**Entries taken from a collection**
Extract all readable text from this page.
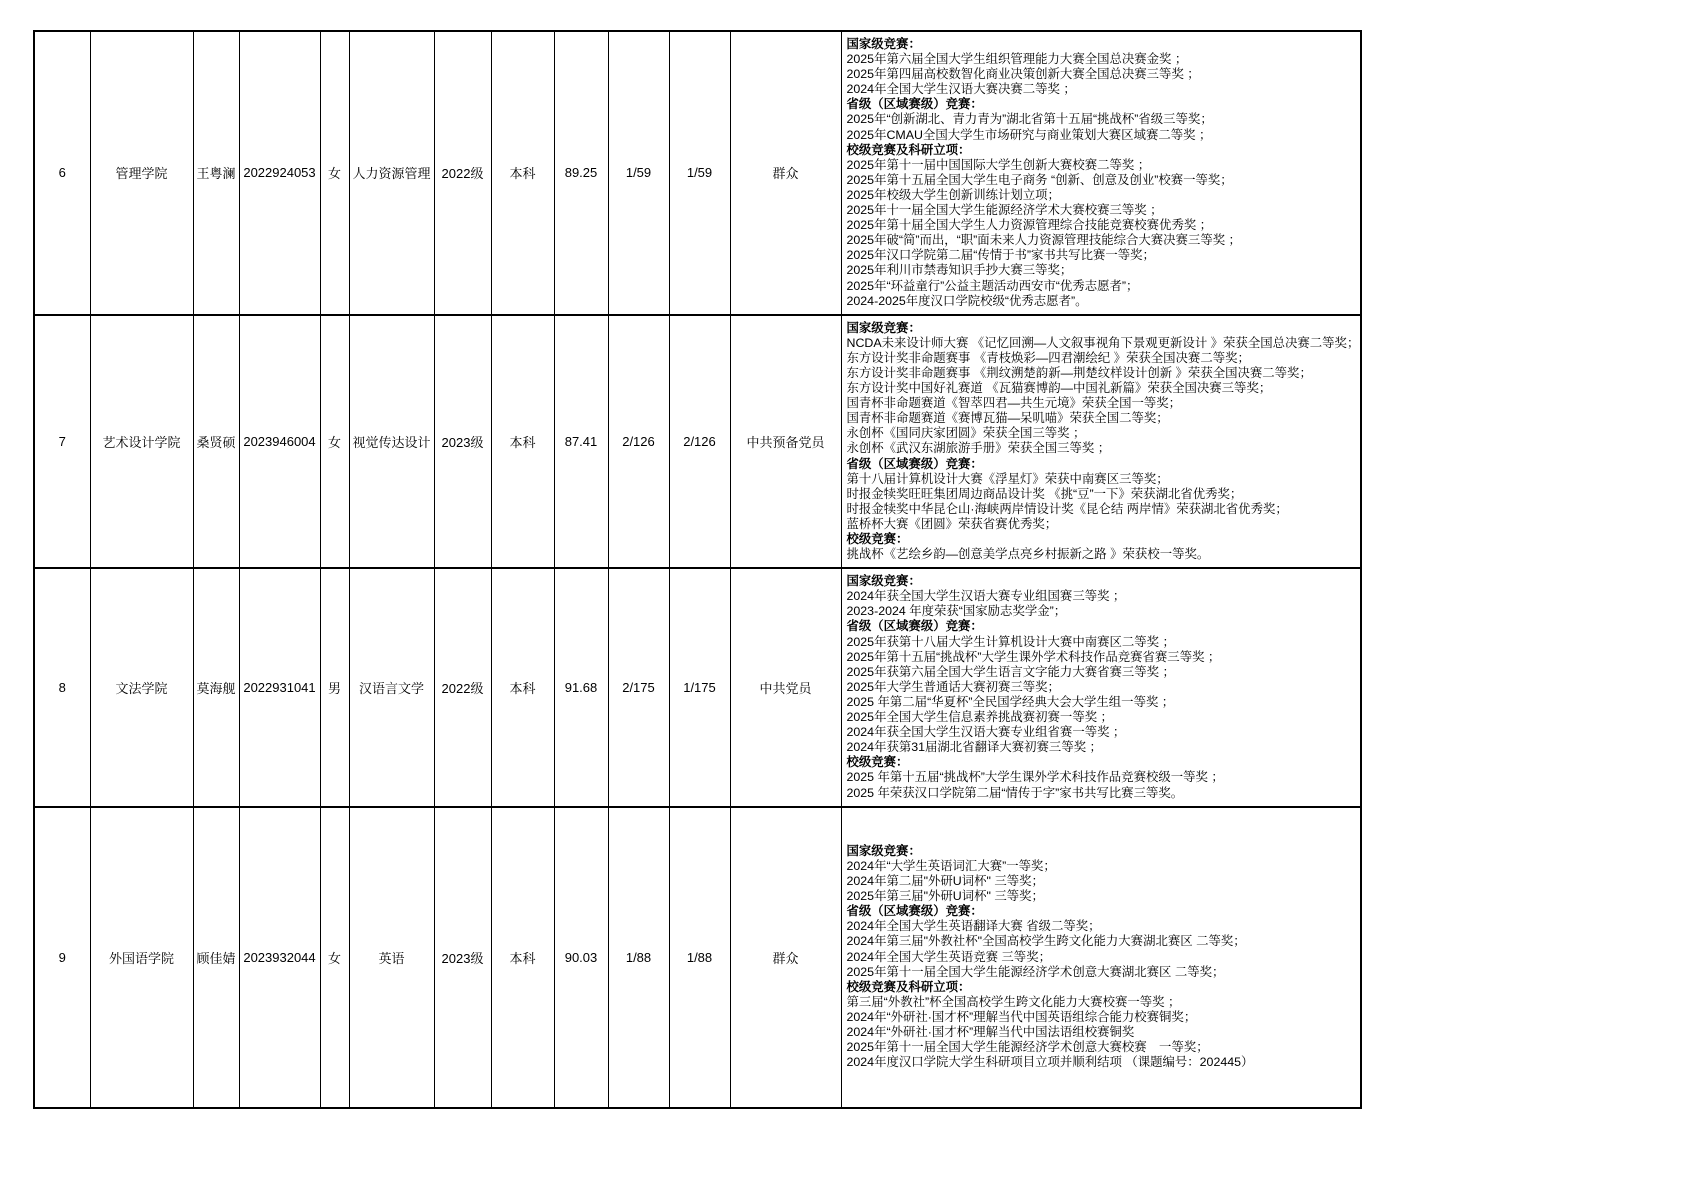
6	管理学院	王粤澜	2022924053	女	人力资源管理	2022级	本科	89.25	1/59	1/59	群众	
国家级竞赛：
2025年第六届全国大学生组织管理能力大赛全国总决赛金奖 ；
2025年第四届高校数智化商业决策创新大赛全国总决赛三等奖 ；
2024年全国大学生汉语大赛决赛二等奖 ；
省级（区域赛级）竞赛：
2025年“创新湖北、青力青为”湖北省第十五届“挑战杯”省级三等奖；
2025年CMAU全国大学生市场研究与商业策划大赛区域赛二等奖 ；
校级竞赛及科研立项：
2025年第十一届中国国际大学生创新大赛校赛二等奖 ；
2025年第十五届全国大学生电子商务 “创新、创意及创业”校赛一等奖；
2025年校级大学生创新训练计划立项；
2025年十一届全国大学生能源经济学术大赛校赛三等奖 ；
2025年第十届全国大学生人力资源管理综合技能竞赛校赛优秀奖 ；
2025年破“简”而出，“职”面未来人力资源管理技能综合大赛决赛三等奖 ；
2025年汉口学院第二届“传情于书”家书共写比赛一等奖；
2025年利川市禁毒知识手抄大赛三等奖；
2025年“环益童行”公益主题活动西安市“优秀志愿者”；
2024-2025年度汉口学院校级“优秀志愿者”。

7	艺术设计学院	桑贤硕	2023946004	女	视觉传达设计	2023级	本科	87.41	2/126	2/126	中共预备党员	
国家级竞赛：
NCDA未来设计师大赛 《记忆回溯—人文叙事视角下景观更新设计 》荣获全国总决赛二等奖；
东方设计奖非命题赛事 《青枝焕彩—四君潮绘纪 》荣获全国决赛二等奖；
东方设计奖非命题赛事 《荆纹溯楚韵新—荆楚纹样设计创新 》荣获全国决赛二等奖；
东方设计奖中国好礼赛道 《瓦猫赛博韵—中国礼新篇》荣获全国决赛三等奖；
国青杯非命题赛道《智萃四君—共生元境》荣获全国一等奖；
国青杯非命题赛道《赛博瓦猫—呆叽喵》荣获全国二等奖；
永创杯《国同庆家团圆》荣获全国三等奖 ；
永创杯《武汉东湖旅游手册》荣获全国三等奖 ；
省级（区域赛级）竞赛：
第十八届计算机设计大赛《浮星灯》荣获中南赛区三等奖；
时报金犊奖旺旺集团周边商品设计奖 《挑“豆”一下》荣获湖北省优秀奖；
时报金犊奖中华昆仑山·海峡两岸情设计奖《昆仑结 两岸情》荣获湖北省优秀奖；
蓝桥杯大赛《团圆》荣获省赛优秀奖；
校级竞赛：
挑战杯《艺绘乡韵—创意美学点亮乡村振新之路 》荣获校一等奖。

8	文法学院	莫海舰	2022931041	男	汉语言文学	2022级	本科	91.68	2/175	1/175	中共党员	
国家级竞赛：
2024年获全国大学生汉语大赛专业组国赛三等奖 ；
2023-2024 年度荣获“国家励志奖学金”；
省级（区域赛级）竞赛：
2025年获第十八届大学生计算机设计大赛中南赛区二等奖 ；
2025年第十五届“挑战杯”大学生课外学术科技作品竞赛省赛三等奖 ；
2025年获第六届全国大学生语言文字能力大赛省赛三等奖 ；
2025年大学生普通话大赛初赛三等奖；
2025 年第二届“华夏杯”全民国学经典大会大学生组一等奖 ；
2025年全国大学生信息素养挑战赛初赛一等奖 ；
2024年获全国大学生汉语大赛专业组省赛一等奖 ；
2024年获第31届湖北省翻译大赛初赛三等奖 ；
校级竞赛：
2025 年第十五届“挑战杯”大学生课外学术科技作品竞赛校级一等奖 ；
2025 年荣获汉口学院第二届“情传于字”家书共写比赛三等奖。

9	外国语学院	顾佳婧	2023932044	女	英语	2023级	本科	90.03	1/88	1/88	群众	
国家级竞赛：
2024年“大学生英语词汇大赛”一等奖；
2024年第二届"外研U词杯" 三等奖；
2025年第三届"外研U词杯" 三等奖；
省级（区域赛级）竞赛：
2024年全国大学生英语翻译大赛 省级二等奖；
2024年第三届"外教社杯"全国高校学生跨文化能力大赛湖北赛区 二等奖；
2024年全国大学生英语竞赛 三等奖；
2025年第十一届全国大学生能源经济学术创意大赛湖北赛区 二等奖；
校级竞赛及科研立项：
第三届“外教社”杯全国高校学生跨文化能力大赛校赛一等奖 ；
2024年“外研社·国才杯”理解当代中国英语组综合能力校赛铜奖；
2024年“外研社·国才杯”理解当代中国法语组校赛铜奖
2025年第十一届全国大学生能源经济学术创意大赛校赛　一等奖；
2024年度汉口学院大学生科研项目立项并顺利结项 （课题编号：202445）
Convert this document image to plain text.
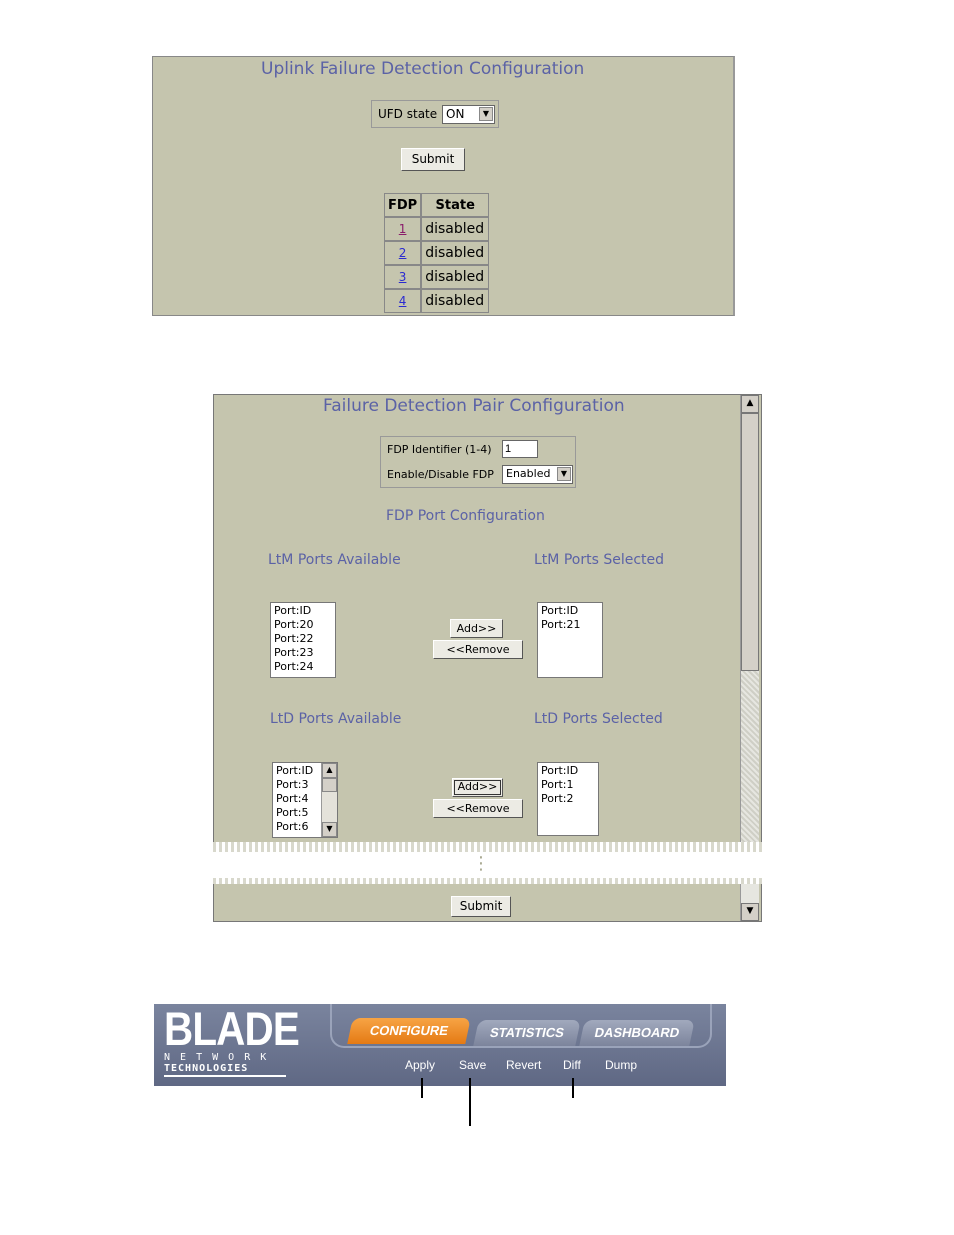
Uplink Failure Detection Configuration
UFD state ON	▼
Submit
FDP	State
1	disabled
2	disabled
3	disabled
4	disabled
Failure Detection Pair Configuration
FDP Identifier (1-4)
1
Enable/Disable FDP	Enabled	▼
FDP Port Configuration
LtM Ports Available	LtM Ports Selected
Port:ID
Port:20
Port:22
Port:23
Port:24
Add>>
<<Remove
Port:ID
Port:21
LtD Ports Available	LtD Ports Selected
Port:ID
Port:3
Port:4
Port:5
Port:6
▲
▼
Add>>
<<Remove
Port:ID
Port:1
Port:2
▲
⋮
Submit	▼
BLADE
N E T W O R K
TECHNOLOGIES
CONFIGURE	STATISTICS	DASHBOARD
Apply Save Revert Diff Dump
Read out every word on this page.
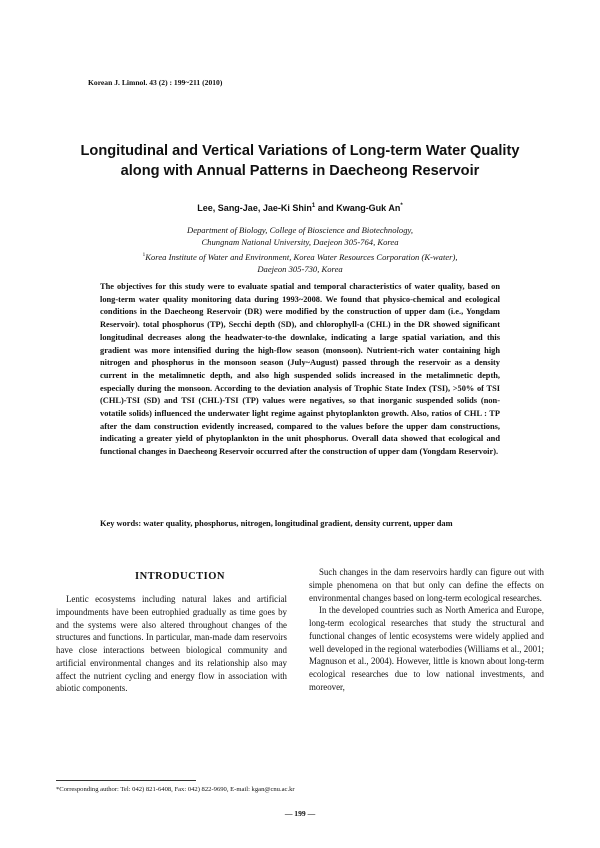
Korean J. Limnol. 43 (2) : 199~211 (2010)
Longitudinal and Vertical Variations of Long-term Water Quality
along with Annual Patterns in Daecheong Reservoir
Lee, Sang-Jae, Jae-Ki Shin$^1$ and Kwang-Guk An*
Department of Biology, College of Bioscience and Biotechnology,
Chungnam National University, Daejeon 305-764, Korea
$^1$Korea Institute of Water and Environment, Korea Water Resources Corporation (K-water),
Daejeon 305-730, Korea
The objectives for this study were to evaluate spatial and temporal characteristics of water quality, based on long-term water quality monitoring data during 1993~2008. We found that physico-chemical and ecological conditions in the Daecheong Reservoir (DR) were modified by the construction of upper dam (i.e., Yongdam Reservoir). total phosphorus (TP), Secchi depth (SD), and chlorophyll-a (CHL) in the DR showed significant longitudinal decreases along the headwater-to-the downlake, indicating a large spatial variation, and this gradient was more intensified during the high-flow season (monsoon). Nutrient-rich water containing high nitrogen and phosphorus in the monsoon season (July~August) passed through the reservoir as a density current in the metalimnetic depth, and also high suspended solids increased in the metalimnetic depth, especially during the monsoon. According to the deviation analysis of Trophic State Index (TSI), >50% of TSI (CHL)-TSI (SD) and TSI (CHL)-TSI (TP) values were negatives, so that inorganic suspended solids (non-votatile solids) influenced the underwater light regime against phytoplankton growth. Also, ratios of CHL : TP after the dam construction evidently increased, compared to the values before the upper dam constructions, indicating a greater yield of phytoplankton in the unit phosphorus. Overall data showed that ecological and functional changes in Daecheong Reservoir occurred after the construction of upper dam (Yongdam Reservoir).
Key words: water quality, phosphorus, nitrogen, longitudinal gradient, density current, upper dam
INTRODUCTION

Lentic ecosystems including natural lakes and artificial impoundments have been eutrophied gradually as time goes by and the systems were also altered throughout changes of the structures and functions. In particular, man-made dam reservoirs have close interactions between biological community and artificial environmental changes and its relationship also may affect the nutrient cycling and energy flow in association with abiotic components.

Such changes in the dam reservoirs hardly can figure out with simple phenomena on that but only can define the effects on environmental changes based on long-term ecological researches.

In the developed countries such as North America and Europe, long-term ecological researches that study the structural and functional changes of lentic ecosystems were widely applied and well developed in the regional waterbodies (Williams et al., 2001; Magnuson et al., 2004). However, little is known about long-term ecological researches due to low national investments, and moreover,

*Corresponding author: Tel: 042) 821-6408, Fax: 042) 822-9690, E-mail: kgan@cnu.ac.kr
— 199 —
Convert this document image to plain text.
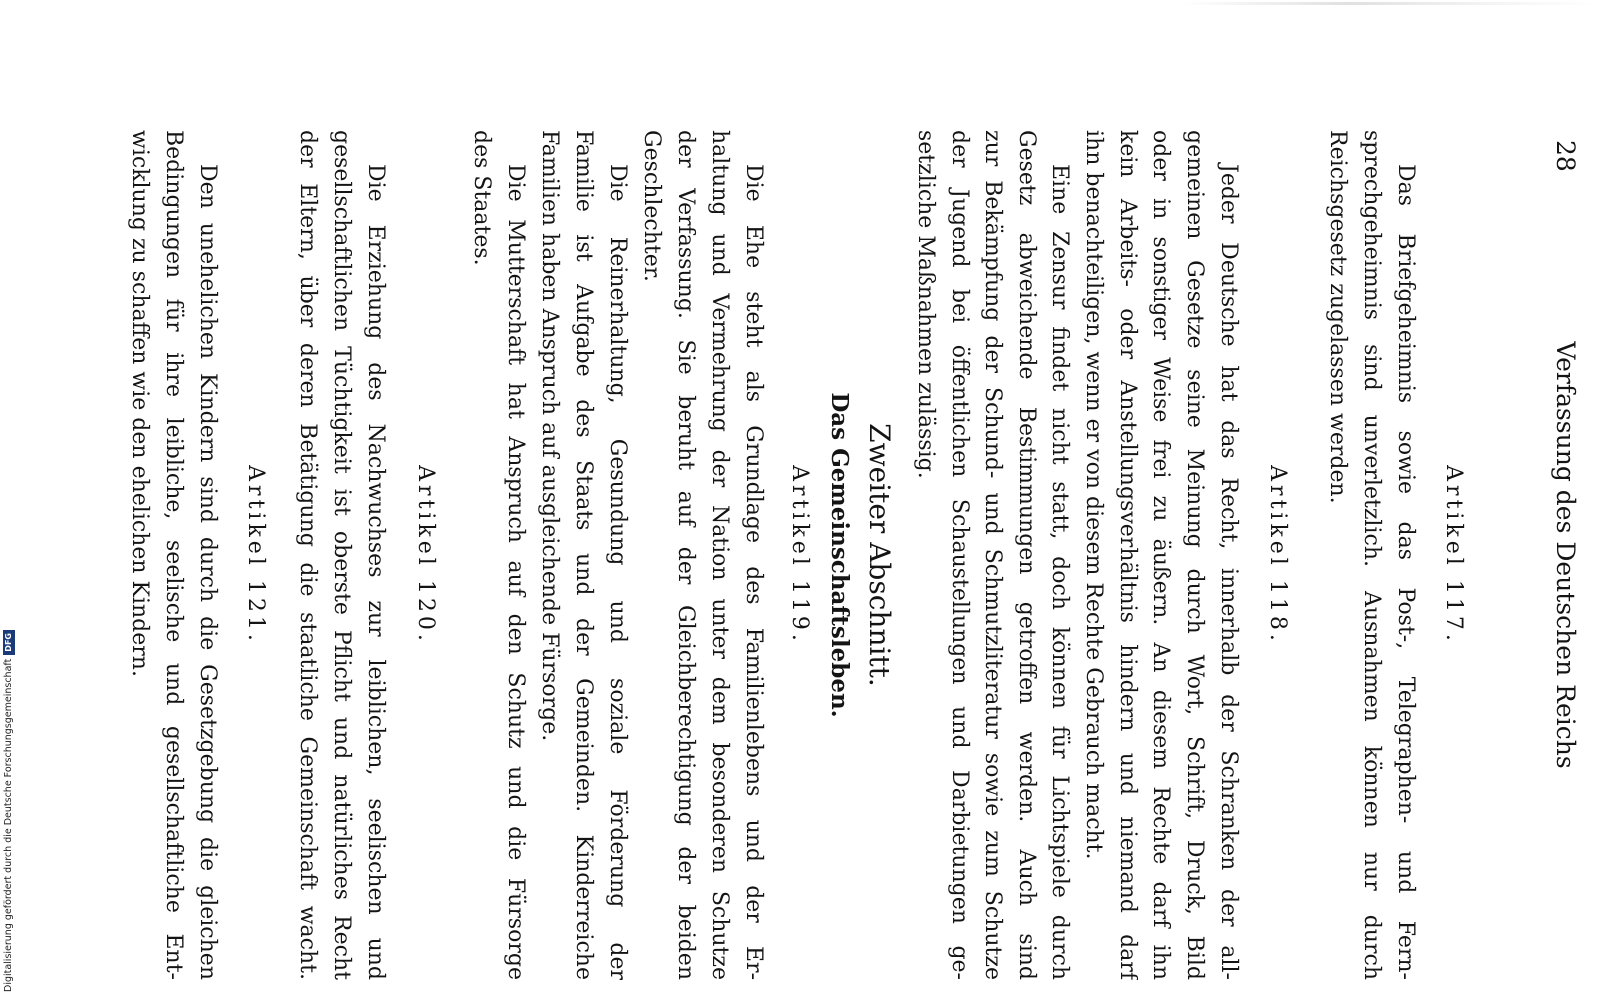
28
Verfassung des Deutschen Reichs
Artikel 117.
Das Briefgeheimnis sowie das Post-, Telegraphen- und Fern-
sprechgeheimnis sind unverletzlich. Ausnahmen können nur durch
Reichsgesetz zugelassen werden.
Artikel 118.
Jeder Deutsche hat das Recht, innerhalb der Schranken der all-
gemeinen Gesetze seine Meinung durch Wort, Schrift, Druck, Bild
oder in sonstiger Weise frei zu äußern. An diesem Rechte darf ihn
kein Arbeits- oder Anstellungsverhältnis hindern und niemand darf
ihn benachteiligen, wenn er von diesem Rechte Gebrauch macht.
Eine Zensur findet nicht statt, doch können für Lichtspiele durch
Gesetz abweichende Bestimmungen getroffen werden. Auch sind
zur Bekämpfung der Schund- und Schmutzliteratur sowie zum Schutze
der Jugend bei öffentlichen Schaustellungen und Darbietungen ge-
setzliche Maßnahmen zulässig.
Zweiter Abschnitt.
Das Gemeinschaftsleben.
Artikel 119.
Die Ehe steht als Grundlage des Familienlebens und der Er-
haltung und Vermehrung der Nation unter dem besonderen Schutze
der Verfassung. Sie beruht auf der Gleichberechtigung der beiden
Geschlechter.
Die Reinerhaltung, Gesundung und soziale Förderung der
Familie ist Aufgabe des Staats und der Gemeinden. Kinderreiche
Familien haben Anspruch auf ausgleichende Fürsorge.
Die Mutterschaft hat Anspruch auf den Schutz und die Fürsorge
des Staates.
Artikel 120.
Die Erziehung des Nachwuchses zur leiblichen, seelischen und
gesellschaftlichen Tüchtigkeit ist oberste Pflicht und natürliches Recht
der Eltern, über deren Betätigung die staatliche Gemeinschaft wacht.
Artikel 121.
Den unehelichen Kindern sind durch die Gesetzgebung die gleichen
Bedingungen für ihre leibliche, seelische und gesellschaftliche Ent-
wicklung zu schaffen wie den ehelichen Kindern.
Digitalisierung gefördert durch die Deutsche ForschungsgemeinschaftDFG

**Aim**
Give the count of lines that hold the word "reservoirs", with nothing added.

**Expected output**
2